# Records from a dataset

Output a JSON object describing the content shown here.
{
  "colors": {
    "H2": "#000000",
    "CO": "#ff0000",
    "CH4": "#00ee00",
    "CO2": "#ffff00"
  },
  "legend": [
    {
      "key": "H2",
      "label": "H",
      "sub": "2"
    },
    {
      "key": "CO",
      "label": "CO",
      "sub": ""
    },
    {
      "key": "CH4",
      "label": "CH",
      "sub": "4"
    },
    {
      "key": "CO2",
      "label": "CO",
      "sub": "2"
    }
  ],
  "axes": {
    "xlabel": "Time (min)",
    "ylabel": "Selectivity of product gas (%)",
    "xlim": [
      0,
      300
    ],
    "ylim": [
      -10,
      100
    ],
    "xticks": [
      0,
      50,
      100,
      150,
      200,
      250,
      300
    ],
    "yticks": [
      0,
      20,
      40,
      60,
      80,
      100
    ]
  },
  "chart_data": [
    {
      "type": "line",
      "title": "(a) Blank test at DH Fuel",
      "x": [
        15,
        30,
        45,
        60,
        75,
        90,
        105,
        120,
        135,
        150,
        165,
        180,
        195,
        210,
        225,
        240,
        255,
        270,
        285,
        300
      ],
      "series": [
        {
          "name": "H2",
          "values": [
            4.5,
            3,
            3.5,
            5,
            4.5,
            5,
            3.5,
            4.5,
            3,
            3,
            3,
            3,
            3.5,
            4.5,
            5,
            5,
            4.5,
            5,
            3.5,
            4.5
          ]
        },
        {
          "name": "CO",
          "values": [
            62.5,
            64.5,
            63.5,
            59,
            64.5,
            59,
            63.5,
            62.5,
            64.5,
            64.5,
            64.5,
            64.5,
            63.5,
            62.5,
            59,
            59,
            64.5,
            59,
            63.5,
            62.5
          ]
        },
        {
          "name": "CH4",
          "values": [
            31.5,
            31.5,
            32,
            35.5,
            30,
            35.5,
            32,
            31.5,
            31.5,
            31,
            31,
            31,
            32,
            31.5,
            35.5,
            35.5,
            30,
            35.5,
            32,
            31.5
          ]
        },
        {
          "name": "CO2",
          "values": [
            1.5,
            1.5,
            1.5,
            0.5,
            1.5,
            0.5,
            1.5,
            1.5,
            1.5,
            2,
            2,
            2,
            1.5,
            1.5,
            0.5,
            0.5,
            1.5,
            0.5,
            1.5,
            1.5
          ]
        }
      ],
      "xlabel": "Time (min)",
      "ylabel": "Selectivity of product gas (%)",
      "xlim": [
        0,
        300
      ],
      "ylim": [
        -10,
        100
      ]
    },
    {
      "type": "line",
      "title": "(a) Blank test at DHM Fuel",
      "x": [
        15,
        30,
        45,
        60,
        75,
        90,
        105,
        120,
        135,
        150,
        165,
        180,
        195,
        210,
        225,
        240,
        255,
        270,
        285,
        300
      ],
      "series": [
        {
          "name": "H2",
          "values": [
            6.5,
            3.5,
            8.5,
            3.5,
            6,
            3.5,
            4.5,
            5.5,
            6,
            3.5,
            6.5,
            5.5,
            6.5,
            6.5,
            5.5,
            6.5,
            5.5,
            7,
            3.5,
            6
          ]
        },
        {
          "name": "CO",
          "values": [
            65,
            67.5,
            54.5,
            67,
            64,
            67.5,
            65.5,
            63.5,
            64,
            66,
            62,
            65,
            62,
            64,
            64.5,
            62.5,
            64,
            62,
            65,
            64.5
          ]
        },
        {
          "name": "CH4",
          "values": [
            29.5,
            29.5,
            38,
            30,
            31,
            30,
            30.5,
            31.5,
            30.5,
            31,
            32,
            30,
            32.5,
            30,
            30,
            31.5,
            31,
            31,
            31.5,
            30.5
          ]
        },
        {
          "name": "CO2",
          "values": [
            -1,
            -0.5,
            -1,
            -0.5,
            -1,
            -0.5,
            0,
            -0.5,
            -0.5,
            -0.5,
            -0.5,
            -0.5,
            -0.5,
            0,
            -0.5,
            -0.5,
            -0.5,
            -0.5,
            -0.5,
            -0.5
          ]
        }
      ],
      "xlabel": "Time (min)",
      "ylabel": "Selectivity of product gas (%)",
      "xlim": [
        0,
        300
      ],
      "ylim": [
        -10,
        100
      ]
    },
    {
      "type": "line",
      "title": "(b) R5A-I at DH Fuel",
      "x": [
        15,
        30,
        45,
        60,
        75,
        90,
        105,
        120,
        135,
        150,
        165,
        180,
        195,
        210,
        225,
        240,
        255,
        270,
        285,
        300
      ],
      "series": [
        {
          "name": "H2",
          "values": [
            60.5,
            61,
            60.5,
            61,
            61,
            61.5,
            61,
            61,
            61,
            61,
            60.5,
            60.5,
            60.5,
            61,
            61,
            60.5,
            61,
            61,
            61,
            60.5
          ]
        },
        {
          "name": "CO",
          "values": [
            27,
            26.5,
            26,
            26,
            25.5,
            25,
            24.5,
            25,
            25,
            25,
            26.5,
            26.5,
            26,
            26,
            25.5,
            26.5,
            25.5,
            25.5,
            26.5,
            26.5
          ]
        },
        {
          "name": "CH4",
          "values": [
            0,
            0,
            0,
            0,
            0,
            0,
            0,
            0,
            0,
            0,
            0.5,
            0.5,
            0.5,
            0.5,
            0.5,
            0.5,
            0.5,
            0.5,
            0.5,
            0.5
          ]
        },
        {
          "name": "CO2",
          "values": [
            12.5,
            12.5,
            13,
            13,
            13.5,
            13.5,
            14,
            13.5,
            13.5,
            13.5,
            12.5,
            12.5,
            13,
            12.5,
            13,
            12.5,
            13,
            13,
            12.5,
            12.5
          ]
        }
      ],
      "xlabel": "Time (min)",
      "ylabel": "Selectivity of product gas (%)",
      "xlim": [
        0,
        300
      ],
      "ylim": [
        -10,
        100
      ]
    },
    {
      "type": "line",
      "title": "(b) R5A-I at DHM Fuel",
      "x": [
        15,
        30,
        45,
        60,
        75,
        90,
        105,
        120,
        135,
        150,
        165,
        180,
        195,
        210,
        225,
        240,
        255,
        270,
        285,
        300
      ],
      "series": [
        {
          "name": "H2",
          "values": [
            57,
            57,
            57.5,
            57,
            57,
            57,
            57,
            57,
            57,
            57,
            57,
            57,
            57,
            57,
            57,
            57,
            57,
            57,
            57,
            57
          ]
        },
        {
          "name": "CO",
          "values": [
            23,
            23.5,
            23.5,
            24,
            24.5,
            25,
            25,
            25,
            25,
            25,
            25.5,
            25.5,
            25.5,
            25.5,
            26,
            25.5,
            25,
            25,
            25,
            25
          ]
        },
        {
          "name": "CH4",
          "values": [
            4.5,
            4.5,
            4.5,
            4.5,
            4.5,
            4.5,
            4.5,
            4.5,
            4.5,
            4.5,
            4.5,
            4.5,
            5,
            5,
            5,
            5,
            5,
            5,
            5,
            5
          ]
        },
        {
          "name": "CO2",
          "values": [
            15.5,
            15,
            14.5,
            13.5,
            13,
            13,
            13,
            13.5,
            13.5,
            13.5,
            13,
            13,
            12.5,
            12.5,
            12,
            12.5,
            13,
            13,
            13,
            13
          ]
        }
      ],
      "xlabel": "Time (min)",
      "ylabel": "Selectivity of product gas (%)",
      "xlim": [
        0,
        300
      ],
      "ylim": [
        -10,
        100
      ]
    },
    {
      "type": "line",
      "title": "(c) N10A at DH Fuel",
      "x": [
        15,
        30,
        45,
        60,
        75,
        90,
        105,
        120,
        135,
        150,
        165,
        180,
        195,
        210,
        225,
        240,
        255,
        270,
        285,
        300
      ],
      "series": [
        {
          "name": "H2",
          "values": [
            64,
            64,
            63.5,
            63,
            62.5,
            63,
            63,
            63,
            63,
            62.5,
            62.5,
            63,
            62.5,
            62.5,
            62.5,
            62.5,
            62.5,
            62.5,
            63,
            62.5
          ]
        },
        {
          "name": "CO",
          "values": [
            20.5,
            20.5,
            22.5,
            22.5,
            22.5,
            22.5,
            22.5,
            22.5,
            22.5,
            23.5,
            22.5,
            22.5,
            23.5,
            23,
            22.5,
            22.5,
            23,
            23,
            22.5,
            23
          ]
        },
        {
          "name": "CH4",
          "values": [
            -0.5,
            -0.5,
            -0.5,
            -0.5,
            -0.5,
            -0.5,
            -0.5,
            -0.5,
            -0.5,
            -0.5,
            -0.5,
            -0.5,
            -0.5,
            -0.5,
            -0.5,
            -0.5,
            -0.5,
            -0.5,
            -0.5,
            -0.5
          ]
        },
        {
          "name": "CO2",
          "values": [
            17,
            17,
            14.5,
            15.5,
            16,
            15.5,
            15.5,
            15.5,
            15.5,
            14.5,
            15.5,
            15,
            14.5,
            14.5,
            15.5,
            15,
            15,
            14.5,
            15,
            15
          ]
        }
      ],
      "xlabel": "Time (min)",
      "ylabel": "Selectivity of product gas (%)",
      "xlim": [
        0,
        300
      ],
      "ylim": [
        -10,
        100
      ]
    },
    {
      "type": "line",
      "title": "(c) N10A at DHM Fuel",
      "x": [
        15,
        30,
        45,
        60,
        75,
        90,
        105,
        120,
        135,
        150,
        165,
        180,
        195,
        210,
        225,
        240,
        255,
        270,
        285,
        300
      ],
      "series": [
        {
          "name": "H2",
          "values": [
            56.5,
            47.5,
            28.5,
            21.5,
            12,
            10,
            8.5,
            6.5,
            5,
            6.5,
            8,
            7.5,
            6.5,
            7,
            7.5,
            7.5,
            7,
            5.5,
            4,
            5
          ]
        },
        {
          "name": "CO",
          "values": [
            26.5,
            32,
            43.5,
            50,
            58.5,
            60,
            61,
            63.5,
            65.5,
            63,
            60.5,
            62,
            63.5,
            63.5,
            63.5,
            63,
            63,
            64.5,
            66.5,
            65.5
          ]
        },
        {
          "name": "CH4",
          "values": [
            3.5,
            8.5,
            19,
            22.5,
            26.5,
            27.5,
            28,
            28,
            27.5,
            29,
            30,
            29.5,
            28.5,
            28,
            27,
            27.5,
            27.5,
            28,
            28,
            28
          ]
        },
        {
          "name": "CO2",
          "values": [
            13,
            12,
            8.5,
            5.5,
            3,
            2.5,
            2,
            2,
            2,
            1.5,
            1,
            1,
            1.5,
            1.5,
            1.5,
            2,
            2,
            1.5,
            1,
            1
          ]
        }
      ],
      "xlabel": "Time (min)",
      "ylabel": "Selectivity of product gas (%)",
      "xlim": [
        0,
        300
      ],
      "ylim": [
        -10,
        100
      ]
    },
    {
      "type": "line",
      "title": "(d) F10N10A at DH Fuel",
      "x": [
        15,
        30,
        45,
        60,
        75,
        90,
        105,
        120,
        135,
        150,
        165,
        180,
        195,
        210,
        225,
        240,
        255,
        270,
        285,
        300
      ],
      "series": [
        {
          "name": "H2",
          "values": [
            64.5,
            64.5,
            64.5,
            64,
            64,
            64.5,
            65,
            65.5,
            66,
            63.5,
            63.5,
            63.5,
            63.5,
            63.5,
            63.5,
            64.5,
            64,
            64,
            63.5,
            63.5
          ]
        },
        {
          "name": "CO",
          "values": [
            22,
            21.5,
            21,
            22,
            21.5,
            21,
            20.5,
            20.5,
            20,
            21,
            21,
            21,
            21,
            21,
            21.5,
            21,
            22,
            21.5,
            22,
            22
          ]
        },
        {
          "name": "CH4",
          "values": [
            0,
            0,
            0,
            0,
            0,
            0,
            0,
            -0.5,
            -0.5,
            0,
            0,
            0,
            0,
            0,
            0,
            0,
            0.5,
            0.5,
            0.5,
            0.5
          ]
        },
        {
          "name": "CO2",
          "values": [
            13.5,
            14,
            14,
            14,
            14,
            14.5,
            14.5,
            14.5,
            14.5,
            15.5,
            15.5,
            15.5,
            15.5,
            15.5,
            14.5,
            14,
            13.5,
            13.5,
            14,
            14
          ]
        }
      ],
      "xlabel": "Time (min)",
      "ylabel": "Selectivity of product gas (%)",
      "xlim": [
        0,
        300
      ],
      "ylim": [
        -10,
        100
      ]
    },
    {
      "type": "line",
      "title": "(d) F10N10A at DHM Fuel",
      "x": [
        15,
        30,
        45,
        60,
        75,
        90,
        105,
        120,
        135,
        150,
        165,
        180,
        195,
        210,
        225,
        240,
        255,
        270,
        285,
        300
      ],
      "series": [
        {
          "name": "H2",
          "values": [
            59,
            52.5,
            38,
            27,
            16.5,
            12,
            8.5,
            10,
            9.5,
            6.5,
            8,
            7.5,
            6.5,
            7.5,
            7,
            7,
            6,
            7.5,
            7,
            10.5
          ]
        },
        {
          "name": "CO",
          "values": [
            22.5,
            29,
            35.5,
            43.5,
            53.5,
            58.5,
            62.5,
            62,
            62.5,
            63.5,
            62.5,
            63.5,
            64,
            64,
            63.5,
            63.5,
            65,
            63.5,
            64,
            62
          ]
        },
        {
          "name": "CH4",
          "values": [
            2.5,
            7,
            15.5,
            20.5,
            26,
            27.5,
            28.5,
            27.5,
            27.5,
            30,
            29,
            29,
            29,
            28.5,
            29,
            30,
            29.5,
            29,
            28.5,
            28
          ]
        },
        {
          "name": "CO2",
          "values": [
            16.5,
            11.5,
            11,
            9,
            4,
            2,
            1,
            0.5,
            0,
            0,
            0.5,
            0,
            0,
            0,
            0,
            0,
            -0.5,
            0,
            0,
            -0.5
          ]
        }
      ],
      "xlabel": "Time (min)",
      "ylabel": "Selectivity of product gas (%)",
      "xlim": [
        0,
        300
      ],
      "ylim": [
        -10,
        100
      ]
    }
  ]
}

# STATED EXERCISE
In the records above, how many lines include "title"? Give that number and nothing more.

# SOLUTION FOR THIS PROBLEM
8